DATASET CONTENT →
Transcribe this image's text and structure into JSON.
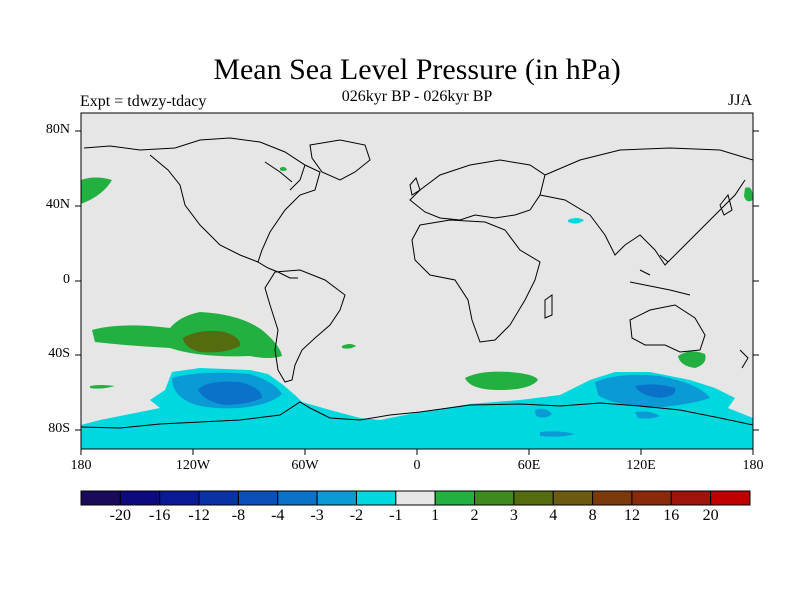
{
  "title": "Mean Sea Level Pressure (in hPa)",
  "left_string": "Expt = tdwzy-tdacy",
  "center_string": "026kyr BP - 026kyr BP",
  "right_string": "JJA",
  "lat_labels": [
    "80N",
    "40N",
    "0",
    "40S",
    "80S"
  ],
  "lon_labels": [
    "180",
    "120W",
    "60W",
    "0",
    "60E",
    "120E",
    "180"
  ],
  "colorbar": {
    "colors": [
      "#1a0a5a",
      "#0d0a80",
      "#0a1a96",
      "#0a32a6",
      "#0a4fb8",
      "#0a72c8",
      "#0a9ad6",
      "#00d8e0",
      "#e6e6e6",
      "#22b040",
      "#3e8a1e",
      "#556b10",
      "#6b5a10",
      "#7a3a0a",
      "#8a2a0a",
      "#9e140a",
      "#c00000"
    ],
    "labels": [
      "-20",
      "-16",
      "-12",
      "-8",
      "-4",
      "-3",
      "-2",
      "-1",
      "1",
      "2",
      "3",
      "4",
      "8",
      "12",
      "16",
      "20"
    ]
  },
  "colors": {
    "background": "#e6e6e6",
    "land_line": "#000000",
    "cyan": "#00d8e0",
    "light_blue": "#0a9ad6",
    "mid_blue": "#0a72c8",
    "green": "#22b040",
    "dark_green": "#556b10"
  }
}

AIM OF THE EXERCISE →
Repeat everything in the records precisely. Images are excluded from the copy.

WRITTEN SOLUTION →
Transcribe this image's text and structure into JSON.
{
  "title": "Mean Sea Level Pressure (in hPa)",
  "left_string": "Expt = tdwzy-tdacy",
  "center_string": "026kyr BP - 026kyr BP",
  "right_string": "JJA",
  "lat_labels": [
    "80N",
    "40N",
    "0",
    "40S",
    "80S"
  ],
  "lon_labels": [
    "180",
    "120W",
    "60W",
    "0",
    "60E",
    "120E",
    "180"
  ],
  "colorbar": {
    "colors": [
      "#1a0a5a",
      "#0d0a80",
      "#0a1a96",
      "#0a32a6",
      "#0a4fb8",
      "#0a72c8",
      "#0a9ad6",
      "#00d8e0",
      "#e6e6e6",
      "#22b040",
      "#3e8a1e",
      "#556b10",
      "#6b5a10",
      "#7a3a0a",
      "#8a2a0a",
      "#9e140a",
      "#c00000"
    ],
    "labels": [
      "-20",
      "-16",
      "-12",
      "-8",
      "-4",
      "-3",
      "-2",
      "-1",
      "1",
      "2",
      "3",
      "4",
      "8",
      "12",
      "16",
      "20"
    ]
  },
  "colors": {
    "background": "#e6e6e6",
    "land_line": "#000000",
    "cyan": "#00d8e0",
    "light_blue": "#0a9ad6",
    "mid_blue": "#0a72c8",
    "green": "#22b040",
    "dark_green": "#556b10"
  }
}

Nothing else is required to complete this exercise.